Figure record listings

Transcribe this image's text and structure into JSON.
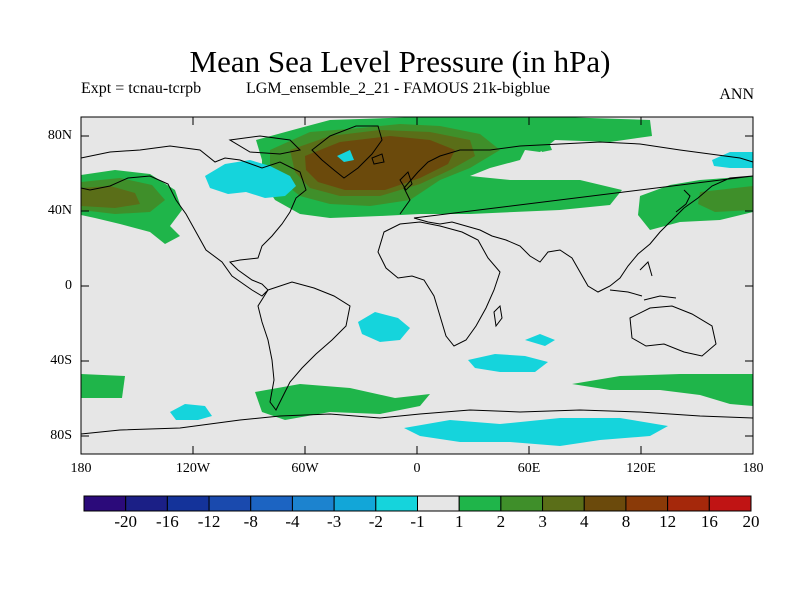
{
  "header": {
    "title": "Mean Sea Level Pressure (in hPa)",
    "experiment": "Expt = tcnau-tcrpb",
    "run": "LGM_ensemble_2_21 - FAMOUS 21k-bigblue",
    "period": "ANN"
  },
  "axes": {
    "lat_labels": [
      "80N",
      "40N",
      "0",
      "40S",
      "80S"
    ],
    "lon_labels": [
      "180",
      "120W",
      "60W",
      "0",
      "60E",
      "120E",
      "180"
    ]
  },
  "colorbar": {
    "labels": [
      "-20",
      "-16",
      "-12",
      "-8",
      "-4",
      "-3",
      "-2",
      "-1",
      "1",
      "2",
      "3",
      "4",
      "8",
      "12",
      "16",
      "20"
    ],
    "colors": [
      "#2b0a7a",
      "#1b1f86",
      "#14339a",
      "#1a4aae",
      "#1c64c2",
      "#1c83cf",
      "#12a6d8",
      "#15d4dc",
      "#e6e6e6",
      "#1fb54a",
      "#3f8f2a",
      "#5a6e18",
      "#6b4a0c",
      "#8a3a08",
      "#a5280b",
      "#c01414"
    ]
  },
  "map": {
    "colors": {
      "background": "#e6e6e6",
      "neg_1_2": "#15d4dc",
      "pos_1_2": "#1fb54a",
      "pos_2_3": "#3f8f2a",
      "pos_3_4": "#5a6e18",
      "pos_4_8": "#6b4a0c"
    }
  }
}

→ Set exercise
Reproduce the entries above without change, omitting all pictures.

→ Response to this exercise
Transcribe this image's text and structure into JSON.
{
  "header": {
    "title": "Mean Sea Level Pressure (in hPa)",
    "experiment": "Expt = tcnau-tcrpb",
    "run": "LGM_ensemble_2_21 - FAMOUS 21k-bigblue",
    "period": "ANN"
  },
  "axes": {
    "lat_labels": [
      "80N",
      "40N",
      "0",
      "40S",
      "80S"
    ],
    "lon_labels": [
      "180",
      "120W",
      "60W",
      "0",
      "60E",
      "120E",
      "180"
    ]
  },
  "colorbar": {
    "labels": [
      "-20",
      "-16",
      "-12",
      "-8",
      "-4",
      "-3",
      "-2",
      "-1",
      "1",
      "2",
      "3",
      "4",
      "8",
      "12",
      "16",
      "20"
    ],
    "colors": [
      "#2b0a7a",
      "#1b1f86",
      "#14339a",
      "#1a4aae",
      "#1c64c2",
      "#1c83cf",
      "#12a6d8",
      "#15d4dc",
      "#e6e6e6",
      "#1fb54a",
      "#3f8f2a",
      "#5a6e18",
      "#6b4a0c",
      "#8a3a08",
      "#a5280b",
      "#c01414"
    ]
  },
  "map": {
    "colors": {
      "background": "#e6e6e6",
      "neg_1_2": "#15d4dc",
      "pos_1_2": "#1fb54a",
      "pos_2_3": "#3f8f2a",
      "pos_3_4": "#5a6e18",
      "pos_4_8": "#6b4a0c"
    }
  }
}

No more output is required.